_EXCERPTED PASSAGE_:
++++++++++
Missing User Warnings

Medium
Confidence
93% confidence
Finding
The cookie extraction section provides commands to dump session cookies without prominently warning that these values are highly sensitive bearer credentials. In the context of an agent-browser skill designed for authenticated browsing and automation, this is more dangerous because users may routinely operate logged-in sessions; copied cookies can enable session hijacking, lateral movement into other tools, or accidental leakage via logs, terminals, or transcripts.

Missing User Warnings

Medium
Confidence
88% confidence
Finding
The documentation includes authenticated proxy examples and corporate proxy credential usage without clearly warning that the proxy operator can observe destination metadata and potentially sensitive traffic. In a browser automation skill, users may route authenticated sessions, cookies, or internal/vendor access through third-party or enterprise proxies, creating a meaningful credential and data exposure risk if the trust boundary is not made explicit.
++++++++++
_GOAL OF THE EXERCISE_: State whether each statement agrees with the security findings, answering yes or no and quoting the deciding words: (a) The first finding is reported with 93% confidence. (b) The second finding concerns commands for dumping session cookies. (c) The second finding says the proxy operator can observe destination metadata. The rows come from a separate source unrelated to the security findings.
++++++++++
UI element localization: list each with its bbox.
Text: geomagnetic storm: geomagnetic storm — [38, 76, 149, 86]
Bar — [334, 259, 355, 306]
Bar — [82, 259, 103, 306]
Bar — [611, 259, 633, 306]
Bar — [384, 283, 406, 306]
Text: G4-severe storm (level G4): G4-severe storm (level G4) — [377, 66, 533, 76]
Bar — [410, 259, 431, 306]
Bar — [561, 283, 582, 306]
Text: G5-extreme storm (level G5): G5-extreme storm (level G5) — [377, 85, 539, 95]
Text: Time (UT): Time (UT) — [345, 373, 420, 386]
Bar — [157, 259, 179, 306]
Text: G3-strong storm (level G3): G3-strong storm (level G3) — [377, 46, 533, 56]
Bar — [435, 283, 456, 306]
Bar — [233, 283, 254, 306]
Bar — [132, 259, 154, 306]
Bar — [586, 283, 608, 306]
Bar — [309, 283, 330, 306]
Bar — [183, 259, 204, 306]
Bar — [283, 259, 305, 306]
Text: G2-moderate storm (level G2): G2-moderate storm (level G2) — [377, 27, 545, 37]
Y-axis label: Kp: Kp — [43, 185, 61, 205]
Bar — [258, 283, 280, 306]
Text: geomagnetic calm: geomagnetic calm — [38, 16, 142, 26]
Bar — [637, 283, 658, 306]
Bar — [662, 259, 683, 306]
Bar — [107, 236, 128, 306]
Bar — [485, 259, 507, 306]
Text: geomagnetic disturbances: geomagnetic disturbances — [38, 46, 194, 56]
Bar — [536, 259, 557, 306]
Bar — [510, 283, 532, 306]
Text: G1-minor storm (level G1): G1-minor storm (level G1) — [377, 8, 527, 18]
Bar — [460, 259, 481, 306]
++++++++++
_YOUR RESPONSE_:
(a) Yes: "93% confidence"
(b) No: "The documentation includes authenticated proxy examples and corporate proxy credential usage"
(c) Yes: "the proxy operator can observe destination metadata"